*Given request*
Each entry below is to be given again word for word, with no pictures.
----------
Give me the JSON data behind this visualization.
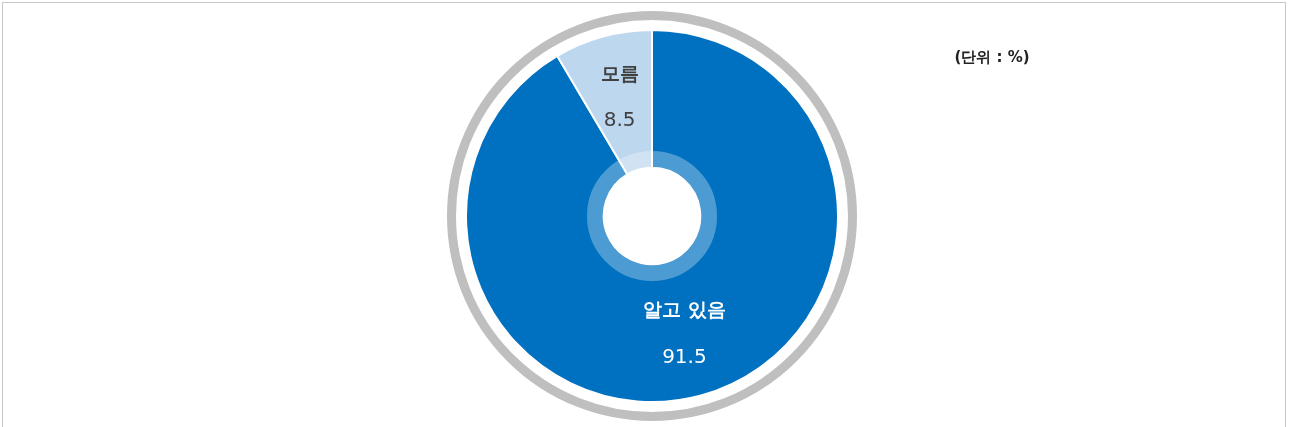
{
  "chart_data": {
    "type": "donut",
    "categories": [
      "알고 있음",
      "모름"
    ],
    "values": [
      91.5,
      8.5
    ],
    "colors": [
      "#0070c0",
      "#bdd7ee"
    ],
    "data_labels": true,
    "legend": false,
    "annotations": [
      "(단위 : %)"
    ]
  }
}
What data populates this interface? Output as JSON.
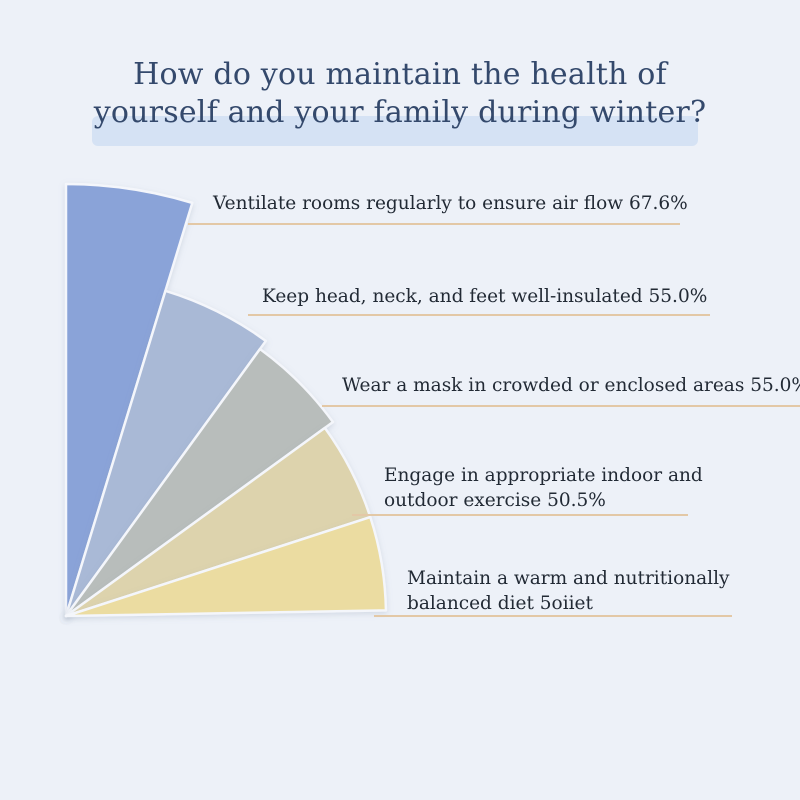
{
  "title": {
    "line1": "How do you maintain the health of",
    "line2": "yourself and your family during winter?"
  },
  "chart_data": {
    "type": "pie",
    "title": "How do you maintain the health of yourself and your family during winter?",
    "categories": [
      "Ventilate rooms regularly to ensure air flow",
      "Keep head, neck, and feet well-insulated",
      "Wear a mask in crowded or enclosed areas",
      "Engage in appropriate indoor and outdoor exercise",
      "Maintain a warm and nutritionally balanced diet"
    ],
    "values": [
      67.6,
      55.0,
      55.0,
      50.5,
      null
    ],
    "colors": [
      "#8aa3d8",
      "#a9b9d6",
      "#b8bdbb",
      "#ddd3ad",
      "#ebdca1"
    ],
    "labels": [
      {
        "lines": [
          "Ventilate rooms regularly to ensure air flow 67.6%"
        ]
      },
      {
        "lines": [
          "Keep head, neck, and feet well-insulated 55.0%"
        ]
      },
      {
        "lines": [
          "Wear a mask in crowded or enclosed areas 55.0%"
        ]
      },
      {
        "lines": [
          "Engage in appropriate indoor and",
          "outdoor exercise 50.5%"
        ]
      },
      {
        "lines": [
          "Maintain a warm and nutritionally",
          "balanced diet 5oiiet"
        ]
      }
    ]
  }
}
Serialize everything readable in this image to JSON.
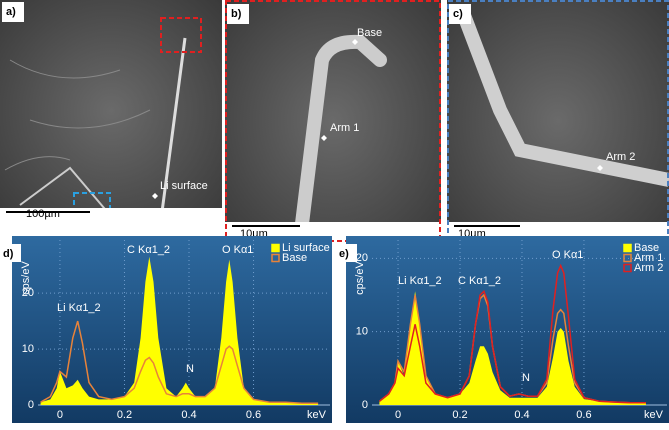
----------
*Reply*
Give me the JSON data behind this visualization.
{
  "chart_data": {
    "type": "donut",
    "categories": [
      "알고 있음",
      "모름"
    ],
    "values": [
      91.5,
      8.5
    ],
    "colors": [
      "#0070c0",
      "#bdd7ee"
    ],
    "data_labels": true,
    "legend": false,
    "annotations": [
      "(단위 : %)"
    ]
  }
}
What data populates this interface? Output as JSON.
{
  "title": {
    "line1": "How do you maintain the health of",
    "line2": "yourself and your family during winter?"
  },
  "chart_data": {
    "type": "pie",
    "title": "How do you maintain the health of yourself and your family during winter?",
    "categories": [
      "Ventilate rooms regularly to ensure air flow",
      "Keep head, neck, and feet well-insulated",
      "Wear a mask in crowded or enclosed areas",
      "Engage in appropriate indoor and outdoor exercise",
      "Maintain a warm and nutritionally balanced diet"
    ],
    "values": [
      67.6,
      55.0,
      55.0,
      50.5,
      null
    ],
    "colors": [
      "#8aa3d8",
      "#a9b9d6",
      "#b8bdbb",
      "#ddd3ad",
      "#ebdca1"
    ],
    "labels": [
      {
        "lines": [
          "Ventilate rooms regularly to ensure air flow 67.6%"
        ]
      },
      {
        "lines": [
          "Keep head, neck, and feet well-insulated 55.0%"
        ]
      },
      {
        "lines": [
          "Wear a mask in crowded or enclosed areas 55.0%"
        ]
      },
      {
        "lines": [
          "Engage in appropriate indoor and",
          "outdoor exercise 50.5%"
        ]
      },
      {
        "lines": [
          "Maintain a warm and nutritionally",
          "balanced diet 5oiiet"
        ]
      }
    ]
  }
}
Serialize everything readable in this image to JSON.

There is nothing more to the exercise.